### Supplied records

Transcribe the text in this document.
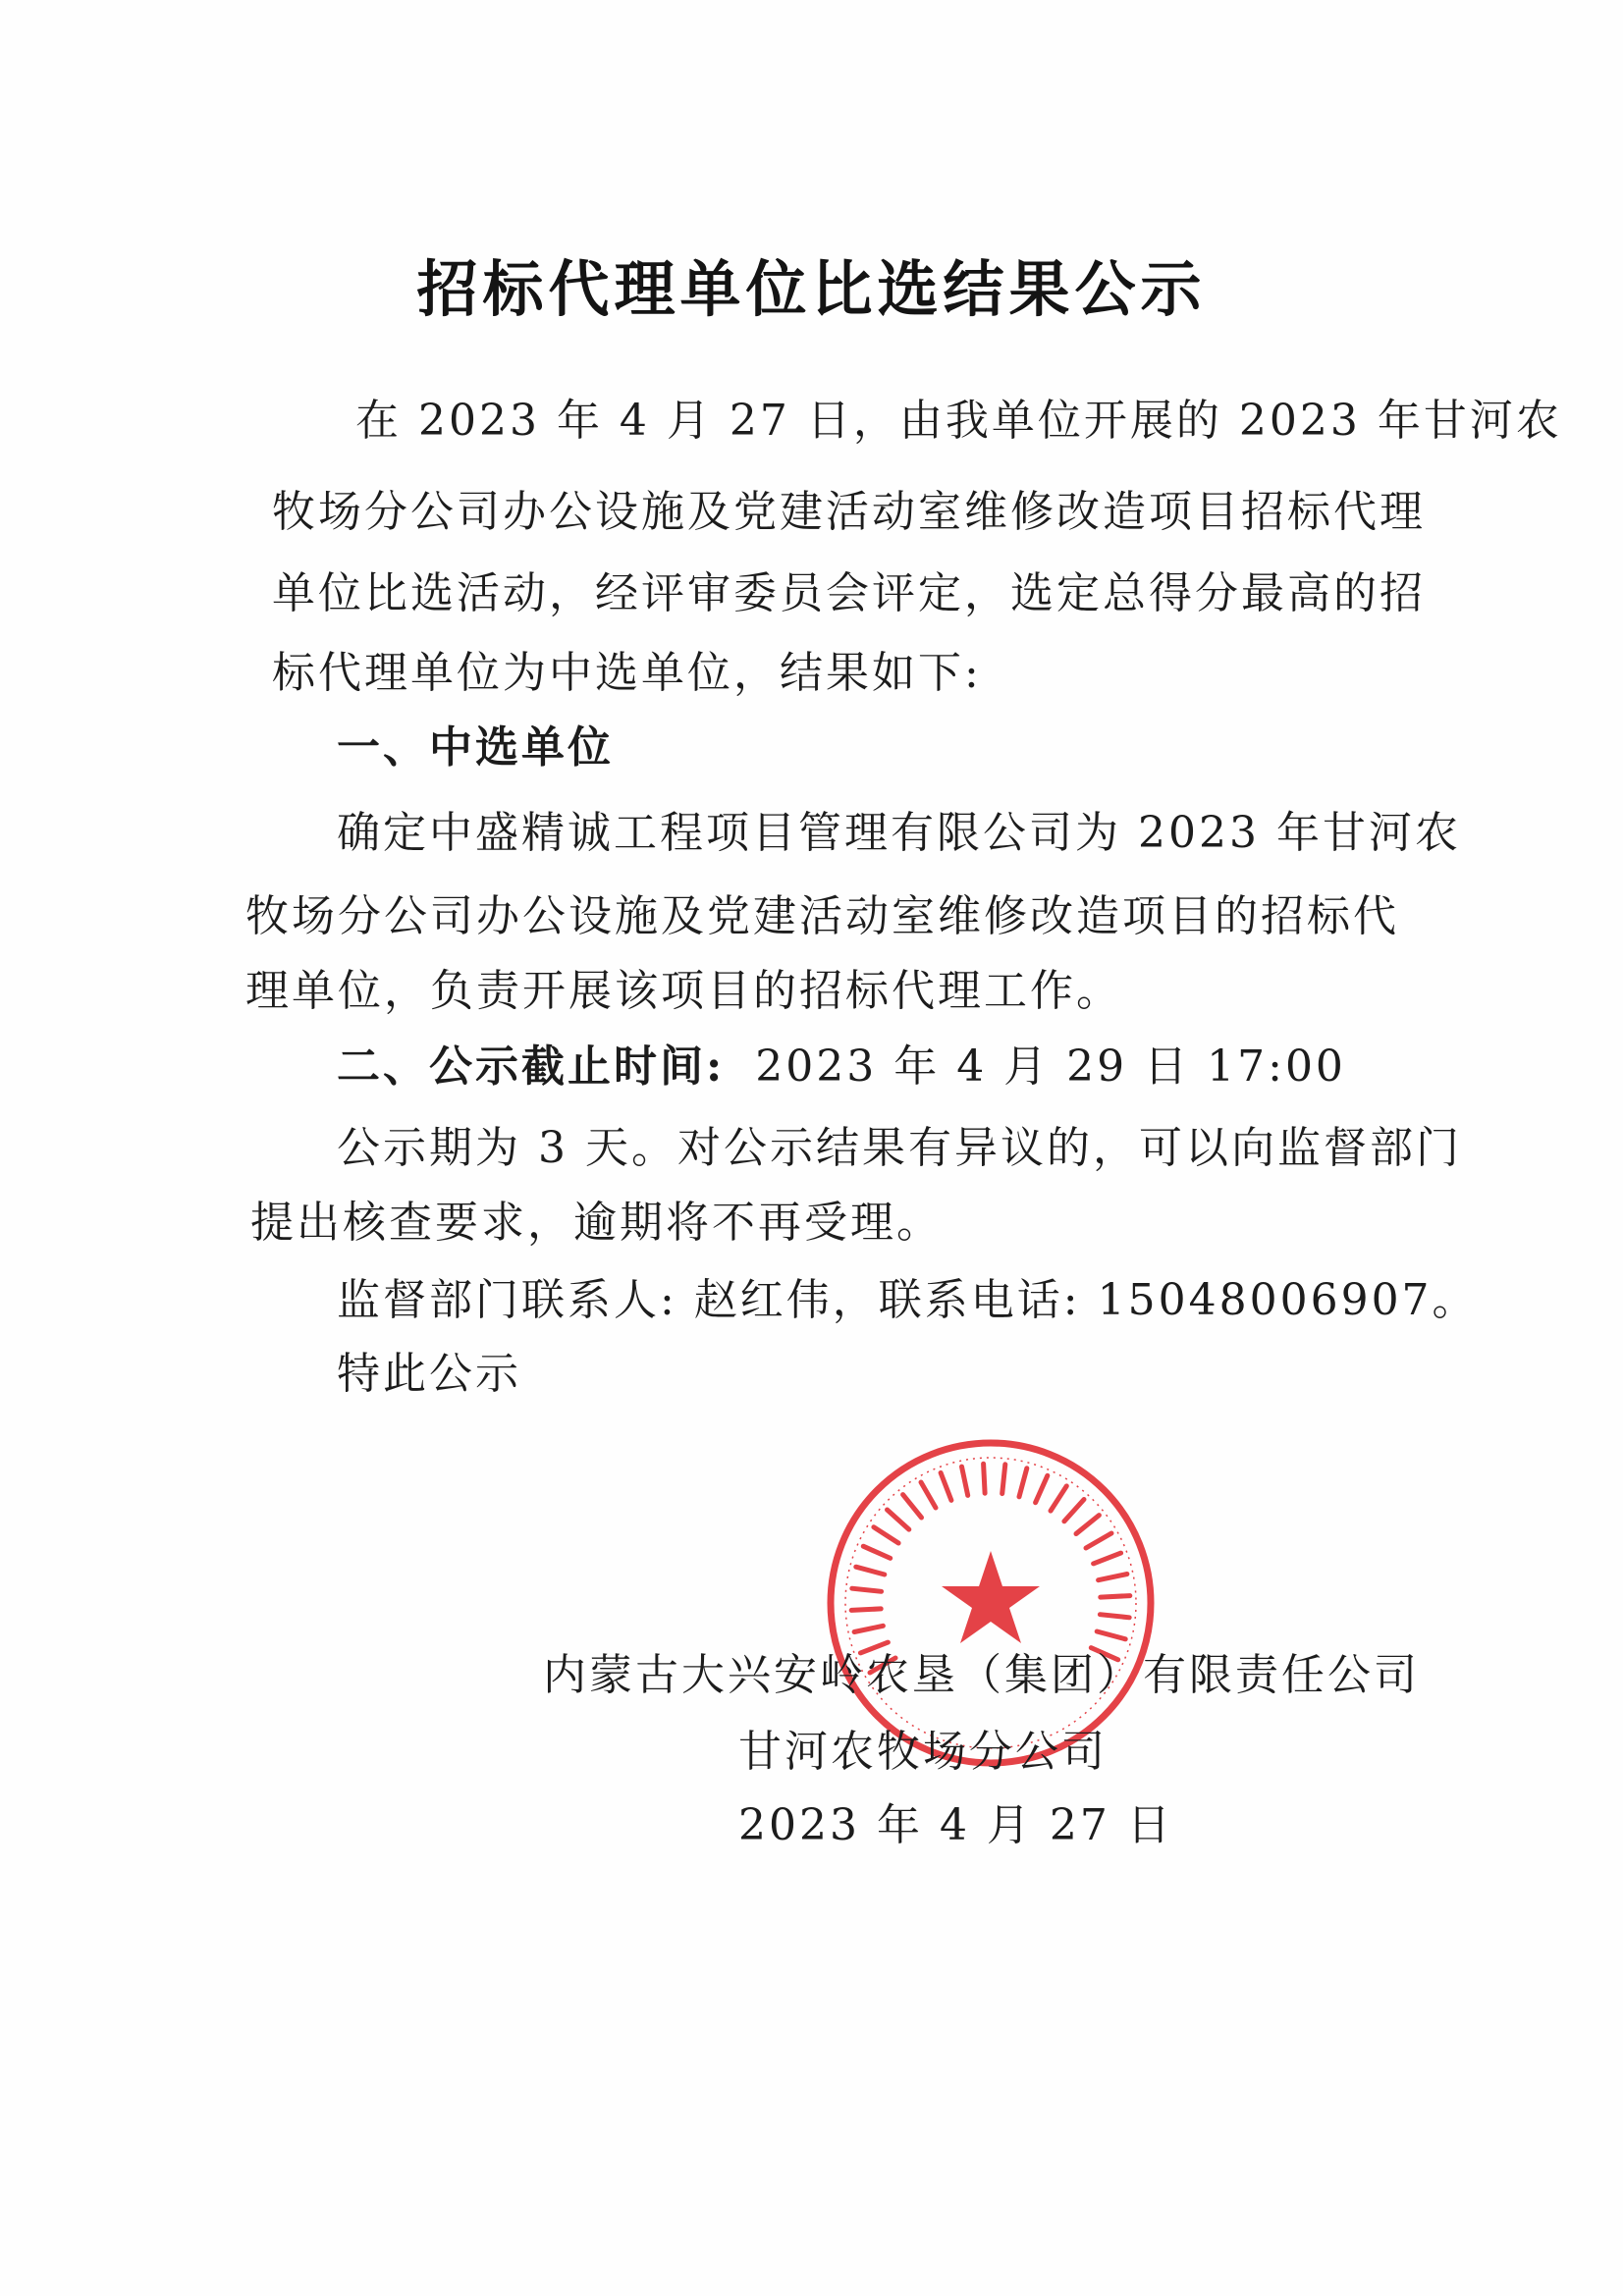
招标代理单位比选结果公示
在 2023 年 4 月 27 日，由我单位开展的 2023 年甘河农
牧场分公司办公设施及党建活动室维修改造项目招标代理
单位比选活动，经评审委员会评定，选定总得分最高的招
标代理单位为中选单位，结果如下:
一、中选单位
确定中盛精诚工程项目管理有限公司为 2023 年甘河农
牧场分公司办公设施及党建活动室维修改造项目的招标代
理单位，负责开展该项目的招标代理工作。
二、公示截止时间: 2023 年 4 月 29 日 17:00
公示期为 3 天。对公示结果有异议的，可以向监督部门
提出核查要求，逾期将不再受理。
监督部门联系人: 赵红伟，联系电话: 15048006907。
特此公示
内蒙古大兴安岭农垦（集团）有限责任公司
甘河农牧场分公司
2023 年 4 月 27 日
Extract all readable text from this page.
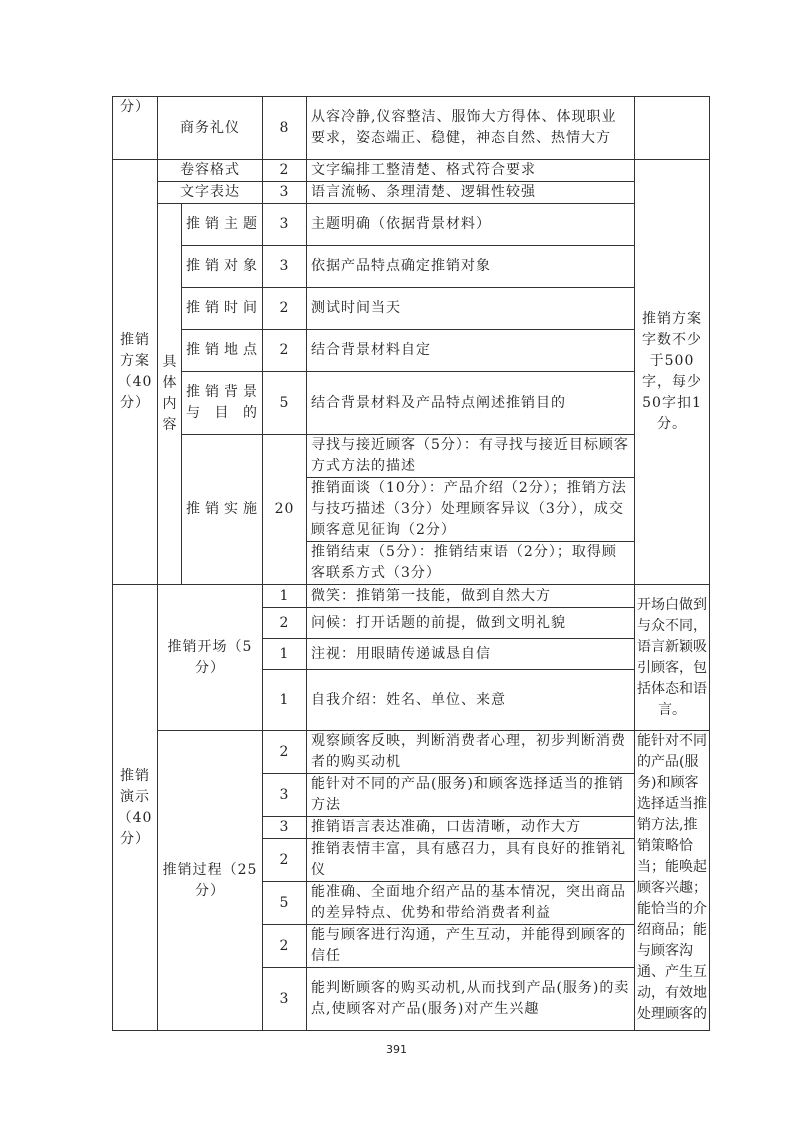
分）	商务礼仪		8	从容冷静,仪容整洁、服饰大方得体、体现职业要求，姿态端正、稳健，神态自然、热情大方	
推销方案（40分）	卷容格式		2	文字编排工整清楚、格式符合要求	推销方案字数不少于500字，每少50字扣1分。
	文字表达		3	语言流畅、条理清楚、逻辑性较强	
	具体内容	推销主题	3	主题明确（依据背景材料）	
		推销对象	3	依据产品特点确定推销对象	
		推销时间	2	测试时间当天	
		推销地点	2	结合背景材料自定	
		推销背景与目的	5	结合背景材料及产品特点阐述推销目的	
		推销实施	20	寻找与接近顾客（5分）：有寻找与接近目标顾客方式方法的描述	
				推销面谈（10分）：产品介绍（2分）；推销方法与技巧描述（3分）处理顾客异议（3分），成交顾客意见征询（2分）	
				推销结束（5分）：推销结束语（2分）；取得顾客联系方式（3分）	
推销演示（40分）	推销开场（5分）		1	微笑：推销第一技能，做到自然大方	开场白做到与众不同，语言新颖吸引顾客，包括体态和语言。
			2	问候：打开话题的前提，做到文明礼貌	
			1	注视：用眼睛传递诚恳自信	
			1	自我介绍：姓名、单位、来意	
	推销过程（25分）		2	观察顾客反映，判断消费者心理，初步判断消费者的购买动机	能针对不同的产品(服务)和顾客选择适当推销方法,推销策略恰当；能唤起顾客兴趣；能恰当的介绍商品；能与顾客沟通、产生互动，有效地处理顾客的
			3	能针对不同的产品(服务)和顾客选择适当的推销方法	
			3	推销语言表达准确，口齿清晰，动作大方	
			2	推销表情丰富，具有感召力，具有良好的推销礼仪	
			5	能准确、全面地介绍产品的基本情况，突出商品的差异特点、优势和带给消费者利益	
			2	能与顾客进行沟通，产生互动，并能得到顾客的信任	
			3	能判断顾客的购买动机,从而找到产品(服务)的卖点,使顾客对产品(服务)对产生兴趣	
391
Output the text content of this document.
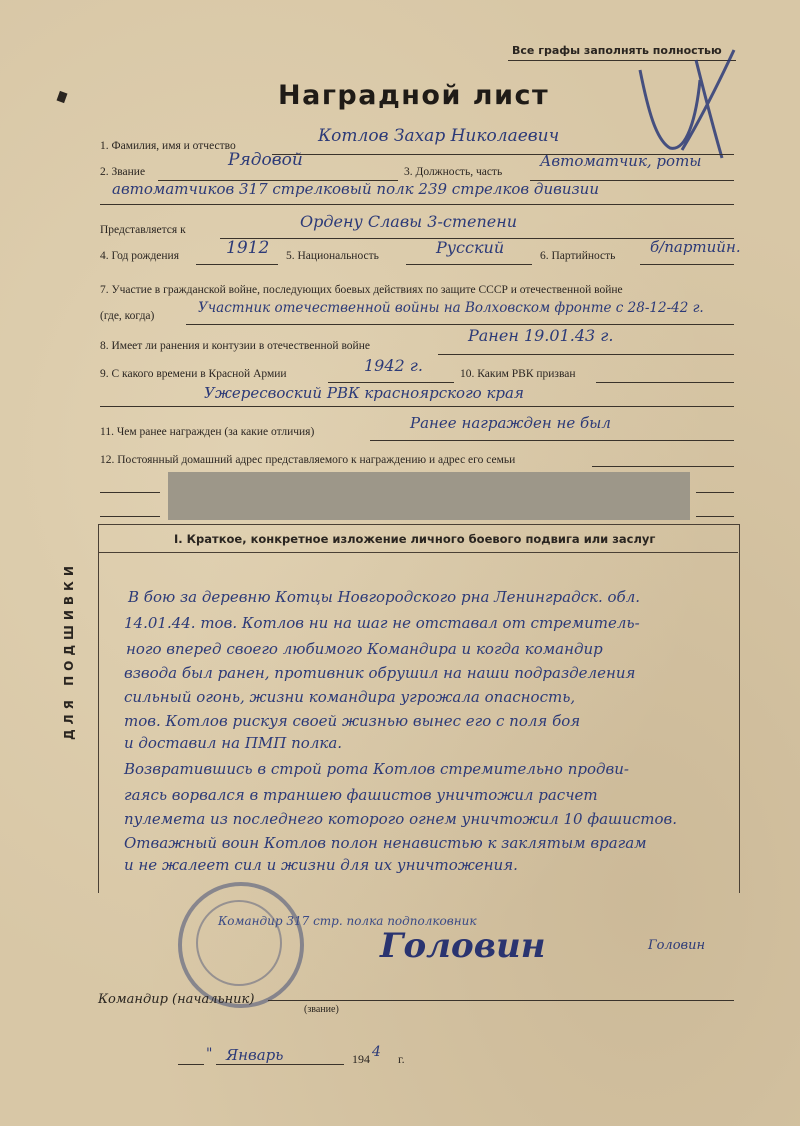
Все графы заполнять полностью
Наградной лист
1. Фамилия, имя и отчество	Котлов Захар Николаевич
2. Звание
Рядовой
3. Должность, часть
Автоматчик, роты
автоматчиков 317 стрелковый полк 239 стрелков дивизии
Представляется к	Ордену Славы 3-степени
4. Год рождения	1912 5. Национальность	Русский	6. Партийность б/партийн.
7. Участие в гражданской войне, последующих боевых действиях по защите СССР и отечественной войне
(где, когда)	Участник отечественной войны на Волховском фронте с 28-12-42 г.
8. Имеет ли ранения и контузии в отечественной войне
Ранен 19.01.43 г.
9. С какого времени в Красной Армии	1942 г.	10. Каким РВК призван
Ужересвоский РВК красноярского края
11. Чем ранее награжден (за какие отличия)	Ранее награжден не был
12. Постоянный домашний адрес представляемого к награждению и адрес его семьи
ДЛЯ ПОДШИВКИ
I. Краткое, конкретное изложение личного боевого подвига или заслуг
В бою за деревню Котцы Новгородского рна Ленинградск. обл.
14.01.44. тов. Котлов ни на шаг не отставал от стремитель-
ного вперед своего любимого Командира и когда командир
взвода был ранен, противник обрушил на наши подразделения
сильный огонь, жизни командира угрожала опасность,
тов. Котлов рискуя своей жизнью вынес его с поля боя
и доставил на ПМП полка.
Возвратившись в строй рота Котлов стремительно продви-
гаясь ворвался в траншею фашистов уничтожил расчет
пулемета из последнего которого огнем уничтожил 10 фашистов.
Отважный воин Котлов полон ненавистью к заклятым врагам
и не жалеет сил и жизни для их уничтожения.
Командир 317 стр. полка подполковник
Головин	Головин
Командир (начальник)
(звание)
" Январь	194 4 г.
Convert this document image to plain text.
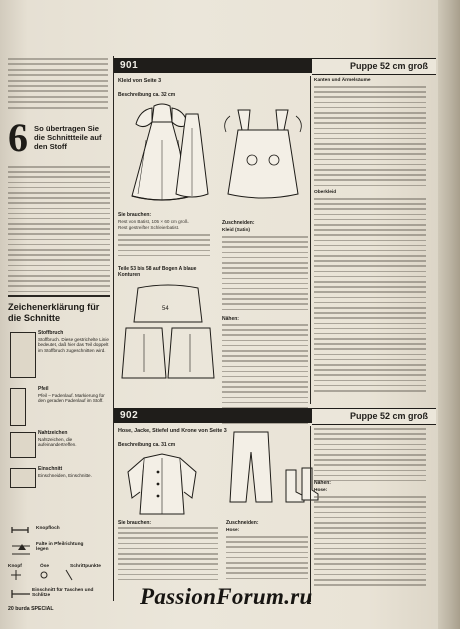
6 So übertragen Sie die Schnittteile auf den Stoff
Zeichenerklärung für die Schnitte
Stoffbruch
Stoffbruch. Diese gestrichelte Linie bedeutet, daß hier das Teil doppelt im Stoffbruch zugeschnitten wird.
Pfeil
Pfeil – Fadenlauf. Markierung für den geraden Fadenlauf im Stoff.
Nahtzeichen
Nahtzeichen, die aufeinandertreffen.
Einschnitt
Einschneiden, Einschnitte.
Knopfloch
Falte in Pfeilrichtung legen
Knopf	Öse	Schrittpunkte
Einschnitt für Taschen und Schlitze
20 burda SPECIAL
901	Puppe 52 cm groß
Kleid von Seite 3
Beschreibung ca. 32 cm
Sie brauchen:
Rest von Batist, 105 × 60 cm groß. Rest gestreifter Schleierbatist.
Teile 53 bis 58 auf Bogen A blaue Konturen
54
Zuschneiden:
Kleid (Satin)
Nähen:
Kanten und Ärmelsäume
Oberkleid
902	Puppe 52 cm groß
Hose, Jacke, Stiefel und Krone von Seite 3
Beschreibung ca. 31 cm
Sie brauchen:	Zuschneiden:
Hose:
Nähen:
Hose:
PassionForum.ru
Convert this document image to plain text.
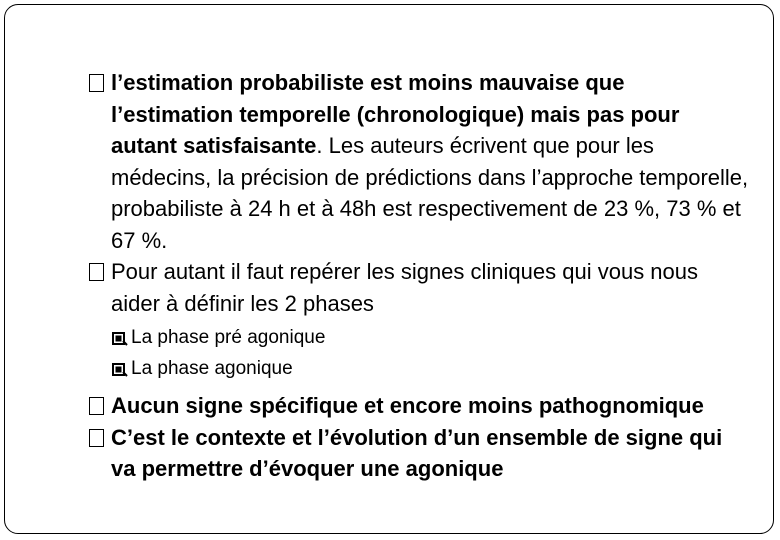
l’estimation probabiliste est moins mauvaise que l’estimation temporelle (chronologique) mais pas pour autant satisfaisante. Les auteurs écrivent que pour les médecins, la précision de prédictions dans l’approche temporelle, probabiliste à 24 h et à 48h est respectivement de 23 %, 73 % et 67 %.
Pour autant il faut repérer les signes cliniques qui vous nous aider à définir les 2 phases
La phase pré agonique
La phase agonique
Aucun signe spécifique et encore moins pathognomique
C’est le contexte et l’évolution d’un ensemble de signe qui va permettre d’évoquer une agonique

######

*What you have to do*:
Tally how many lines of the material contain the word "Zuschneiden". The answer must be the number and nothing else.

*Task answer*:
2